_Short exercise_.
Transcribe each entry below exactly. Pictures do not go in the copy.

* * *

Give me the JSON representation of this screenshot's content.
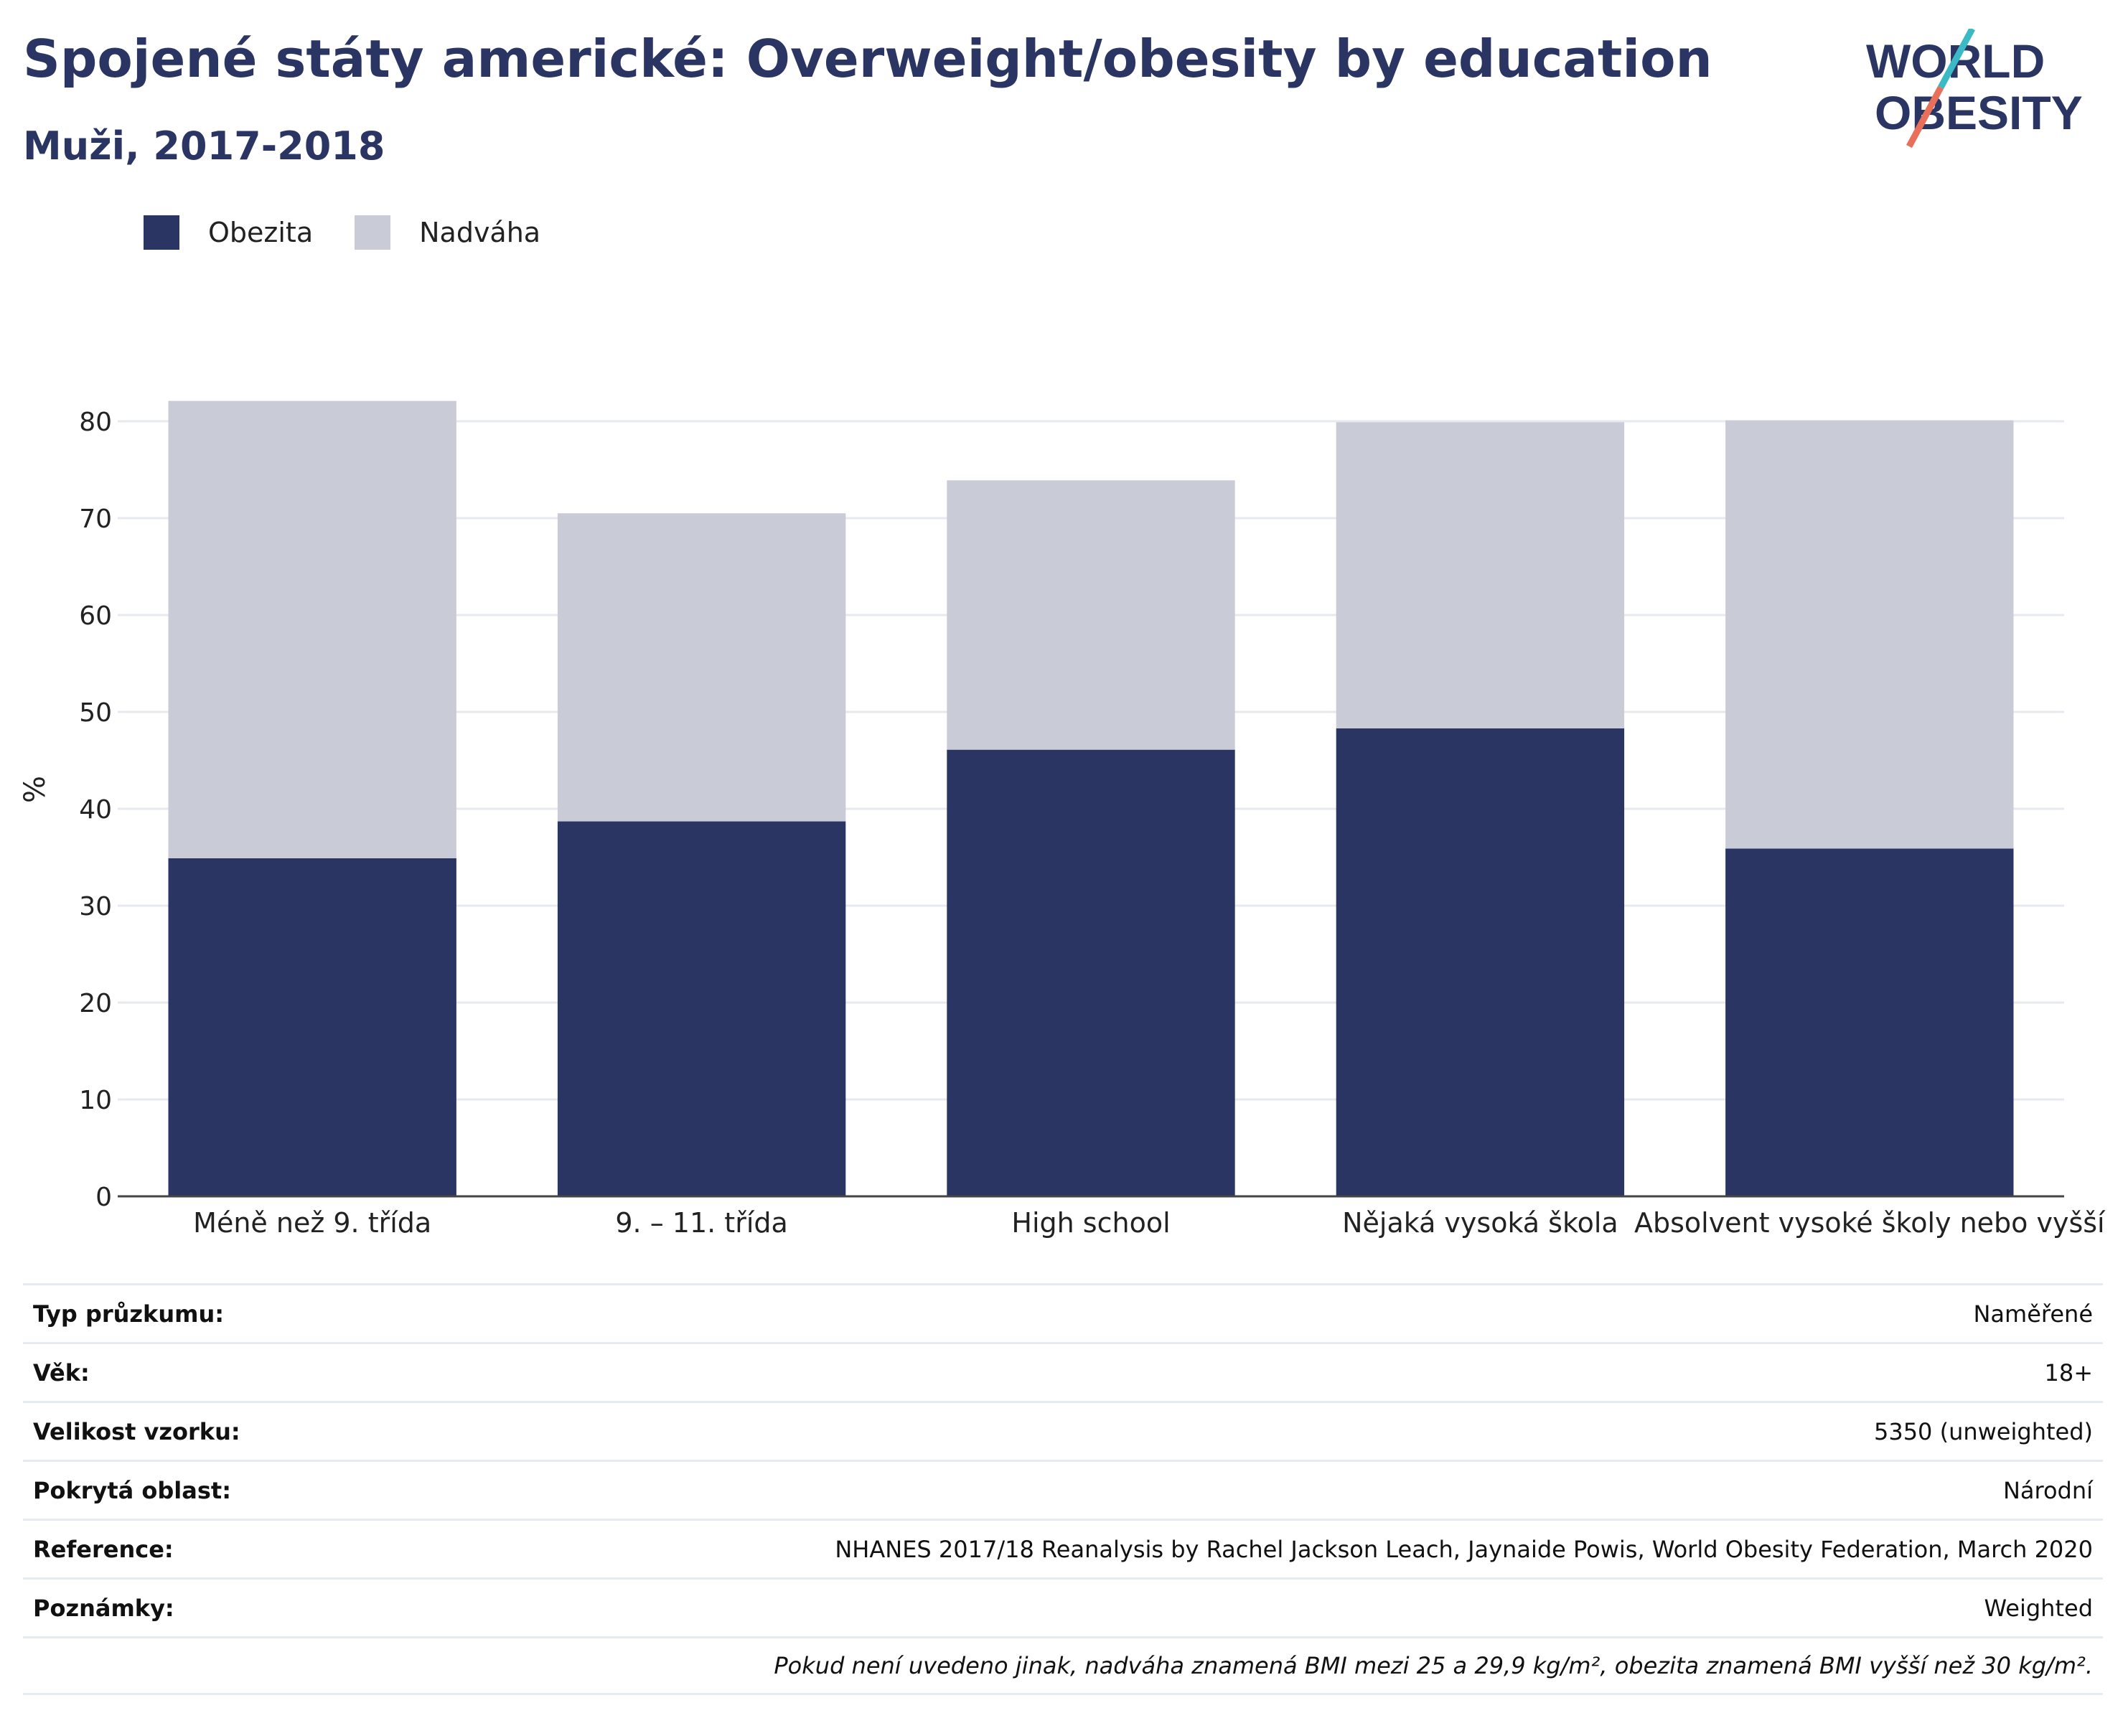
{
  "title": "Spojené státy americké: Overweight/obesity by education",
  "subtitle": "Muži, 2017-2018",
  "logo": {
    "line1": "WORLD",
    "line2": "OBESITY",
    "colors": {
      "text": "#2a3563",
      "slash_top": "#3bb9c4",
      "slash_bottom": "#e8705a"
    }
  },
  "legend": [
    {
      "label": "Obezita",
      "color": "#2a3563"
    },
    {
      "label": "Nadváha",
      "color": "#c9ccd7"
    }
  ],
  "chart_data": {
    "type": "bar",
    "stacked": true,
    "categories": [
      "Méně než 9. třída",
      "9. – 11. třída",
      "High school",
      "Nějaká vysoká škola",
      "Absolvent vysoké školy nebo vyšší"
    ],
    "series": [
      {
        "name": "Obezita",
        "values": [
          34.9,
          38.7,
          46.1,
          48.3,
          35.9
        ],
        "color": "#2a3563"
      },
      {
        "name": "Nadváha",
        "values": [
          47.2,
          31.8,
          27.8,
          31.6,
          44.2
        ],
        "color": "#c9ccd7"
      }
    ],
    "ylabel": "%",
    "ylim": [
      0,
      84
    ],
    "yticks": [
      0,
      10,
      20,
      30,
      40,
      50,
      60,
      70,
      80
    ],
    "grid": true
  },
  "info": [
    {
      "label": "Typ průzkumu:",
      "value": "Naměřené"
    },
    {
      "label": "Věk:",
      "value": "18+"
    },
    {
      "label": "Velikost vzorku:",
      "value": "5350 (unweighted)"
    },
    {
      "label": "Pokrytá oblast:",
      "value": "Národní"
    },
    {
      "label": "Reference:",
      "value": "NHANES 2017/18 Reanalysis by Rachel Jackson Leach, Jaynaide Powis, World Obesity Federation, March 2020"
    },
    {
      "label": "Poznámky:",
      "value": "Weighted"
    }
  ],
  "footnote": "Pokud není uvedeno jinak, nadváha znamená BMI mezi 25 a 29,9 kg/m², obezita znamená BMI vyšší než 30 kg/m²."
}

* * *

_Right answer_.
Give me the JSON representation of this screenshot's content.
{
  "title": "Spojené státy americké: Overweight/obesity by education",
  "subtitle": "Muži, 2017-2018",
  "logo": {
    "line1": "WORLD",
    "line2": "OBESITY",
    "colors": {
      "text": "#2a3563",
      "slash_top": "#3bb9c4",
      "slash_bottom": "#e8705a"
    }
  },
  "legend": [
    {
      "label": "Obezita",
      "color": "#2a3563"
    },
    {
      "label": "Nadváha",
      "color": "#c9ccd7"
    }
  ],
  "chart_data": {
    "type": "bar",
    "stacked": true,
    "categories": [
      "Méně než 9. třída",
      "9. – 11. třída",
      "High school",
      "Nějaká vysoká škola",
      "Absolvent vysoké školy nebo vyšší"
    ],
    "series": [
      {
        "name": "Obezita",
        "values": [
          34.9,
          38.7,
          46.1,
          48.3,
          35.9
        ],
        "color": "#2a3563"
      },
      {
        "name": "Nadváha",
        "values": [
          47.2,
          31.8,
          27.8,
          31.6,
          44.2
        ],
        "color": "#c9ccd7"
      }
    ],
    "ylabel": "%",
    "ylim": [
      0,
      84
    ],
    "yticks": [
      0,
      10,
      20,
      30,
      40,
      50,
      60,
      70,
      80
    ],
    "grid": true
  },
  "info": [
    {
      "label": "Typ průzkumu:",
      "value": "Naměřené"
    },
    {
      "label": "Věk:",
      "value": "18+"
    },
    {
      "label": "Velikost vzorku:",
      "value": "5350 (unweighted)"
    },
    {
      "label": "Pokrytá oblast:",
      "value": "Národní"
    },
    {
      "label": "Reference:",
      "value": "NHANES 2017/18 Reanalysis by Rachel Jackson Leach, Jaynaide Powis, World Obesity Federation, March 2020"
    },
    {
      "label": "Poznámky:",
      "value": "Weighted"
    }
  ],
  "footnote": "Pokud není uvedeno jinak, nadváha znamená BMI mezi 25 a 29,9 kg/m², obezita znamená BMI vyšší než 30 kg/m²."
}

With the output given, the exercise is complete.